Extend the essay on the Louima case and police culture, picking up right after its closing sentence about the military's civilian component.
------ Passage
In any event, the Louima case may prove to be poor soil for affirmative-action
junkies to plant their proposals in. Officer Volpe, the chief defendant charged
with brutalizing the Haitian victim, has reportedly been living with a black
girlfriend for a couple of years. In the New York Daily News, she was
quoted as saying that her boyfriend-in-blue is certainly not a racist:
"Impossible. What color were our children going to be?"
The problem is not race. The problem is a police culture that has become
hostile and alienated for reasons that are all too predictable.
In the early 1970s, I represented a seaman in a court martial in Boston. I was
joined in my defense effort by a young lawyer who was doing a stint in the
Judge Advocate General's Corps, which he had joined in part to avoid being
drafted. After a particularly contentious day in court, when my JAGC colleague
and I had subpoenaed the admiral, I stepped into an elevator that soon filled
up with people. Suddenly, in stepped the admiral with two of his aides. Not
seeing me crushed in the rear, he began complaining loudly about the young JAGC
officers, calling them a "fifth column of civilians" who viewed themselves as
"whistle blowers" rather than loyal comrades in the military mission. The
admiral had it just right: the American military has always had a substantial
civilian component, and this is part of what has kept us free.
------------
------ Information provided
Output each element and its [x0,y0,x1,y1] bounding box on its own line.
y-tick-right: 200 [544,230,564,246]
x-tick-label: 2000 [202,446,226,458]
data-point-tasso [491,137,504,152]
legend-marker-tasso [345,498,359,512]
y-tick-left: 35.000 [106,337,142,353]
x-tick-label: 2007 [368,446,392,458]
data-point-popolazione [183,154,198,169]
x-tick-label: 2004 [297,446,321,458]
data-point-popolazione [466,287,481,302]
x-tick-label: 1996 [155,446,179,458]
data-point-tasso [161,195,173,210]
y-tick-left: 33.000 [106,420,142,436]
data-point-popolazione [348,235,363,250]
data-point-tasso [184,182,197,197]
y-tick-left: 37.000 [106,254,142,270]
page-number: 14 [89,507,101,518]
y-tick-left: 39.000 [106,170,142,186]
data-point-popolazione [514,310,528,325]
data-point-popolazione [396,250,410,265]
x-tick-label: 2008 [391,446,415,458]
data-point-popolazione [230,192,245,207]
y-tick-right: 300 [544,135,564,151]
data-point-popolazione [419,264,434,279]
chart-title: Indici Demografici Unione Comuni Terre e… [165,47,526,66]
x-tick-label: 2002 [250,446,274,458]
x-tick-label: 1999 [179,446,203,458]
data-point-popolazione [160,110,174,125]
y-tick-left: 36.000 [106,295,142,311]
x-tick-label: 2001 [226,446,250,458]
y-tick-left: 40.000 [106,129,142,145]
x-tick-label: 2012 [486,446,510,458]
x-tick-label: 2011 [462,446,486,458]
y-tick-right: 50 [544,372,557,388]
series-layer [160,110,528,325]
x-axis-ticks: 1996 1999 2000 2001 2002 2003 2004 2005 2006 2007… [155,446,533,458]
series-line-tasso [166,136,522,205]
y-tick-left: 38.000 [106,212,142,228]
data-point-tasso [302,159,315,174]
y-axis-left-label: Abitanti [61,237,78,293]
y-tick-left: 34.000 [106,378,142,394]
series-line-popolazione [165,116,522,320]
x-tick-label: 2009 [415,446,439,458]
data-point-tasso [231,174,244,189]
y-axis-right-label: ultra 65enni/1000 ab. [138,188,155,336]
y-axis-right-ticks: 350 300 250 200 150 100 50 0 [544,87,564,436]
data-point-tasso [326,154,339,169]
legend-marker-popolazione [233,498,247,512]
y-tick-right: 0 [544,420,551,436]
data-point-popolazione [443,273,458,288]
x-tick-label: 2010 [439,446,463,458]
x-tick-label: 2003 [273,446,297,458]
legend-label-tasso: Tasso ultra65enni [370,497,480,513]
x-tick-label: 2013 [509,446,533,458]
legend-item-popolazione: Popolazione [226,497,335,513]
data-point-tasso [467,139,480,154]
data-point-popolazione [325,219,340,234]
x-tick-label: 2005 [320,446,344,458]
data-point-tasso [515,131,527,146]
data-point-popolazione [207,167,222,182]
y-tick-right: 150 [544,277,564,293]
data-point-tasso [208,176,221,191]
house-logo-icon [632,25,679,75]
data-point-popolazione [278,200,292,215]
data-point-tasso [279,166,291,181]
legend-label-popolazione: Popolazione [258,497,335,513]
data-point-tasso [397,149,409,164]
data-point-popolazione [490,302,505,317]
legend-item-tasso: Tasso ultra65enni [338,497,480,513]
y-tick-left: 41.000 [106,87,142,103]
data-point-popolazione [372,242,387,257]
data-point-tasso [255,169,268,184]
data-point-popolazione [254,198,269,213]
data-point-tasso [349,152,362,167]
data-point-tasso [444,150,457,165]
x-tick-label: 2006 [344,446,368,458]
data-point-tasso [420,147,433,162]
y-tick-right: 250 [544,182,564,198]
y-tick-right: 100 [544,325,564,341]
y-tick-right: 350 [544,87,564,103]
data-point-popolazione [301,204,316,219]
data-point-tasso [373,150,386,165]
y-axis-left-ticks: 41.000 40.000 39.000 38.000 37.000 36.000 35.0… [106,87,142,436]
------------
Response area ▸
That is what the police need. If civilian recruits were in the precinct houses
and out on street duty, regular police officers would find it much more
difficult to engage with impunity in corrupt and gratuitously violent behavior.
After all, there would be witnesses to report such activity or to corroborate
the testimony of the victims -- witnesses who would bring to their testimony
the same enhanced credibility that normally attends a uniformed keeper of the
peace, but who would not depend for their professional futures on the favor of
their fellow officers.
The presence of ordinary citizens in blue uniforms could also undercut the
destructive "us-versus-them" mentality. After all, some of "them" would in fact
be "us," at least for a time. Conversely, these citizen/officers would probably
gain new respect for the tough job that police officers perform -- usually with
admirable professionalism, and frequently with heroism as well. And if such
recognition were to spread, police officers might feel less unappreciated and
misunderstood.
For the recruits, the program would offer terrific training and experience. It
would make it easier to pay for college. It would be an adventure. True, the
permanent officers might resent the civilians; but as programs like Teach for
America have shown, such tensions need not be deadly; they can even make a
program more effective.
Those aren't the only potential benefits of a civilian police corps. It would
be great PR for police departments. The temps would command lower salaries than
seasoned veterans, even taking into account the cost of scholarships and
vocational training. And it would introduce true diversity into police forces
-- diversity of experience, of opinion, of culture.
It could be an interesting experiment. Of course, howls of protest could be
expected from the leadership of the police unions, and probably from the
higher-up officers as well. There would be bleating about exposing civilians to
potential danger (even though the corps would be strictly voluntary). And
people would be sure to protest that it's never been done before in any
big-city police department.
That would probably be the best indication of all that it's worth trying.